- [STATED EXERCISE]:
How many lines in these records hold the string "this"? State only that number.

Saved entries
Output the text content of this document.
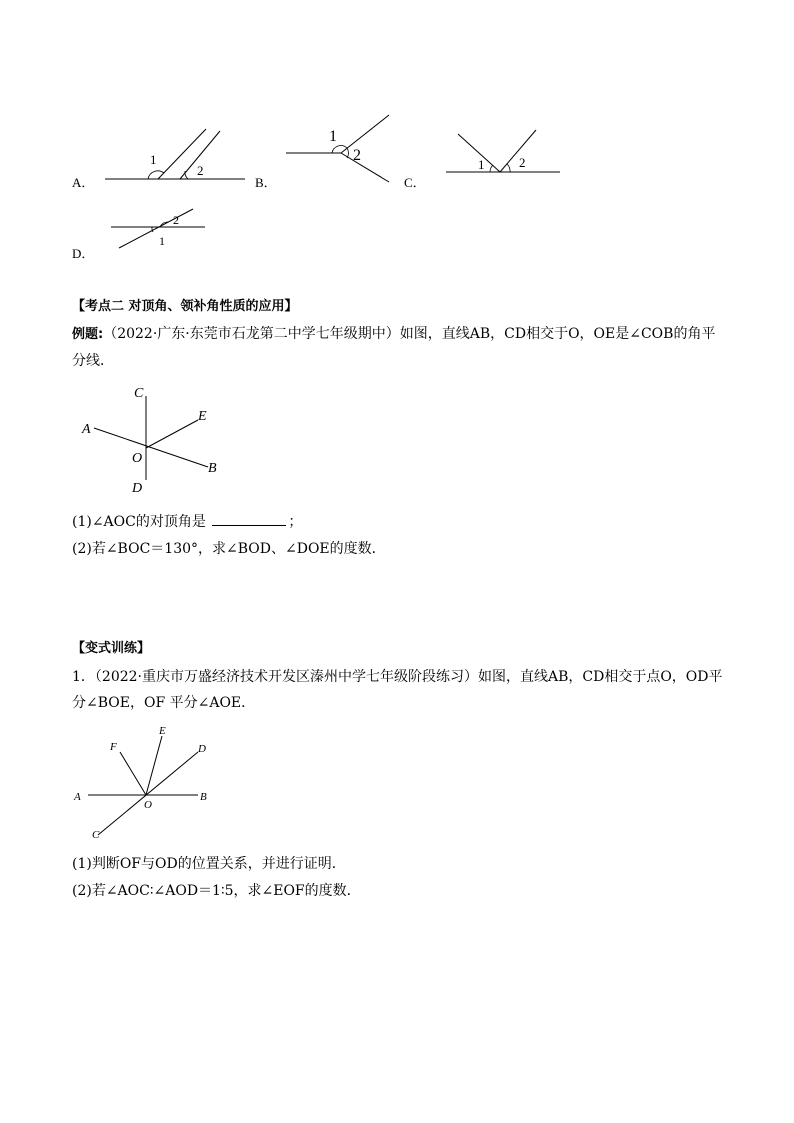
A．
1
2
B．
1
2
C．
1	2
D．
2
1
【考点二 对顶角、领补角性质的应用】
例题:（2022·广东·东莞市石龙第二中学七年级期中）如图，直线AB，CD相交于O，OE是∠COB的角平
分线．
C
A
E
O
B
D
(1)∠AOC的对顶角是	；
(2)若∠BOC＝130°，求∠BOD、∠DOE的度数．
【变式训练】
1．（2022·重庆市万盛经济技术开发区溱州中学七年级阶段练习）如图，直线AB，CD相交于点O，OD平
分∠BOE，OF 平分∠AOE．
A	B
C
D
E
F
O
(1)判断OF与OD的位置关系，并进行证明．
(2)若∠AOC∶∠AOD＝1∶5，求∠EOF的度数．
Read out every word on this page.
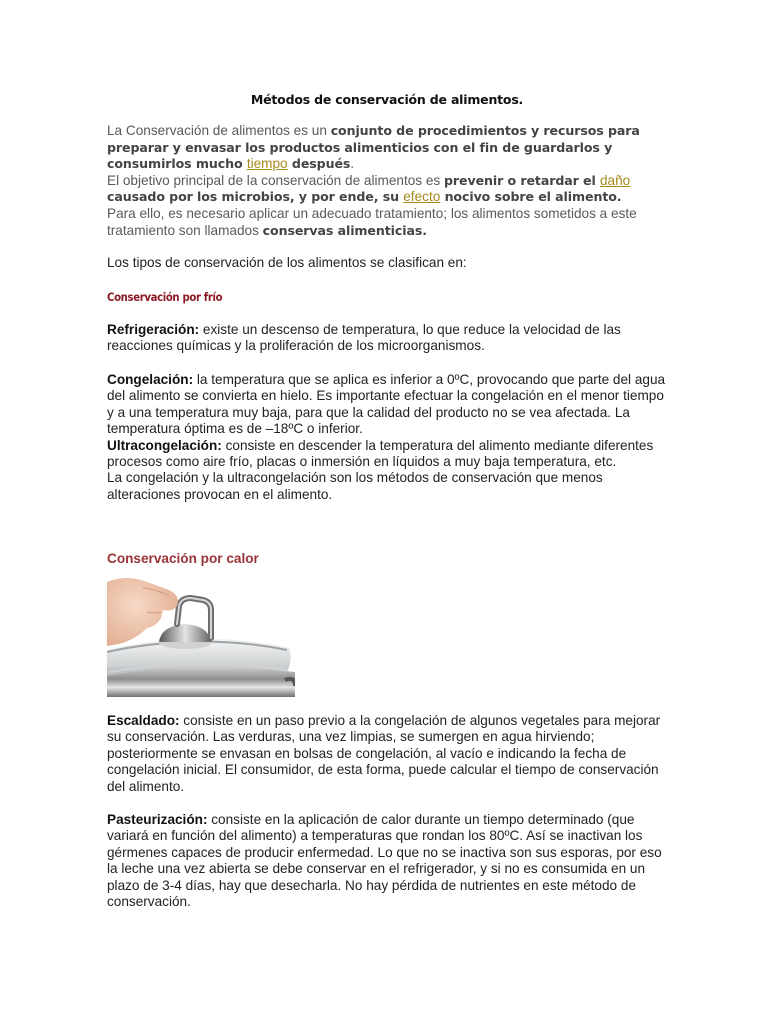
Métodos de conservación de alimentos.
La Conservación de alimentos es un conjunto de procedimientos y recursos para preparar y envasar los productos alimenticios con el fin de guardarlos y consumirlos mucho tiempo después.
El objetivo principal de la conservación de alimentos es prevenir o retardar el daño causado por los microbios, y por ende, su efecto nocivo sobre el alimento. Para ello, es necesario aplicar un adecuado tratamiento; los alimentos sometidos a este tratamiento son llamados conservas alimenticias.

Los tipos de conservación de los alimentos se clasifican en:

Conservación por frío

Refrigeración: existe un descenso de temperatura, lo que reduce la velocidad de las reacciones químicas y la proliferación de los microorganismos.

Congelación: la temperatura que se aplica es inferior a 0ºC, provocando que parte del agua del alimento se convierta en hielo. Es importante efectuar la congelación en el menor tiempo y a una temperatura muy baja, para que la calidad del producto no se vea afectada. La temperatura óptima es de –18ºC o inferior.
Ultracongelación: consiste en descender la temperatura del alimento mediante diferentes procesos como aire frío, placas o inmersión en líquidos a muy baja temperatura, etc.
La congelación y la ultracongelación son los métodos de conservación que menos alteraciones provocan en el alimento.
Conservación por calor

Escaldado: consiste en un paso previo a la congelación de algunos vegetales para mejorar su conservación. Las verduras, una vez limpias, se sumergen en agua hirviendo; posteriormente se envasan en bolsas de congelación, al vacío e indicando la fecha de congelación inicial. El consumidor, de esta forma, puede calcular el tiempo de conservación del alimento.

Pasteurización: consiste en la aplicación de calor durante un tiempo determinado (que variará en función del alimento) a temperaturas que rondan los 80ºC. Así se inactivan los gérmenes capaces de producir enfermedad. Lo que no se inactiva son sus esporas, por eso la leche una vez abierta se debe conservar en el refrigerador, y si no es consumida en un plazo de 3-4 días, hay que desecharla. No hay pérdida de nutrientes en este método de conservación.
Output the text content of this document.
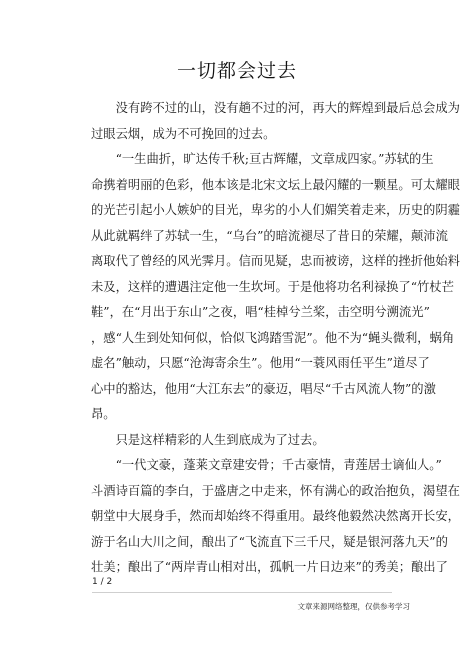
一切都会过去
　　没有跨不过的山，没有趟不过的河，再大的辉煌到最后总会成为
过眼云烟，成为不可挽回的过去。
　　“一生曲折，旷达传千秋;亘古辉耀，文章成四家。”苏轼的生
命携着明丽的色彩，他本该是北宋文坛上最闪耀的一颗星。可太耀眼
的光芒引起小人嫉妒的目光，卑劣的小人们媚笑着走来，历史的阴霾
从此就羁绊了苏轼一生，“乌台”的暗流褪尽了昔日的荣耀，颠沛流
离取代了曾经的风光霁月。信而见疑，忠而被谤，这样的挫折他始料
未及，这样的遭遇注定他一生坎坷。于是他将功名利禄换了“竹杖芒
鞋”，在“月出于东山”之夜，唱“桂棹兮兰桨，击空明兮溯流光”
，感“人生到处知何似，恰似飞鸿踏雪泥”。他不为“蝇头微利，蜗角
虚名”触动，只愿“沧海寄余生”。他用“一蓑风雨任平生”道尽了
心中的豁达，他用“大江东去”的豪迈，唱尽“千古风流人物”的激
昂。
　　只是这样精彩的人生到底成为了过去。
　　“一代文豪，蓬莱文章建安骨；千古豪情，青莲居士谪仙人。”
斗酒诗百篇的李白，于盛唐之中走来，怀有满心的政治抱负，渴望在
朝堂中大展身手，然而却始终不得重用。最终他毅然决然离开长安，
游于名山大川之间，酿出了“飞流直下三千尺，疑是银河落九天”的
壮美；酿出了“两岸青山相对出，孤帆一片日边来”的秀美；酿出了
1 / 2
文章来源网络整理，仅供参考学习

==

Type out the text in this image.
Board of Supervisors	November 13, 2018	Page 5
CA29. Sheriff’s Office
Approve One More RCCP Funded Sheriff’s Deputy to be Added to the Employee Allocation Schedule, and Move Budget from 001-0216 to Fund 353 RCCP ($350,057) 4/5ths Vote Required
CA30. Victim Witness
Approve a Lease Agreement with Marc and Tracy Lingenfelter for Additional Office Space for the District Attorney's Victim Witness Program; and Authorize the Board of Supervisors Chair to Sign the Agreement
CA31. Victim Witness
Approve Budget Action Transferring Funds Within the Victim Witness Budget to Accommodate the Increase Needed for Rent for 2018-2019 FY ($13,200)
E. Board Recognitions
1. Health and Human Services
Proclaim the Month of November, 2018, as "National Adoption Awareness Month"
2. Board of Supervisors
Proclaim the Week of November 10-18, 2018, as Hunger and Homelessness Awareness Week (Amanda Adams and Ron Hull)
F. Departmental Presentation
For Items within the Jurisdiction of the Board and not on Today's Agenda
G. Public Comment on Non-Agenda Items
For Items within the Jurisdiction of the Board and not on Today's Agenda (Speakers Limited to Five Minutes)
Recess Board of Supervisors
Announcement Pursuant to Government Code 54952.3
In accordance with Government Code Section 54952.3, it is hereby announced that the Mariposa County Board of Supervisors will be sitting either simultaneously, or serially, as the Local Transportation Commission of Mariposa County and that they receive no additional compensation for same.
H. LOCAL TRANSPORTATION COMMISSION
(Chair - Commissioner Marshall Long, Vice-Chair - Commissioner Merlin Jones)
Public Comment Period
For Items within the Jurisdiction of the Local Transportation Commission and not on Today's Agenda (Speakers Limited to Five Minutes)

- [RESPONSE BELOW]:
4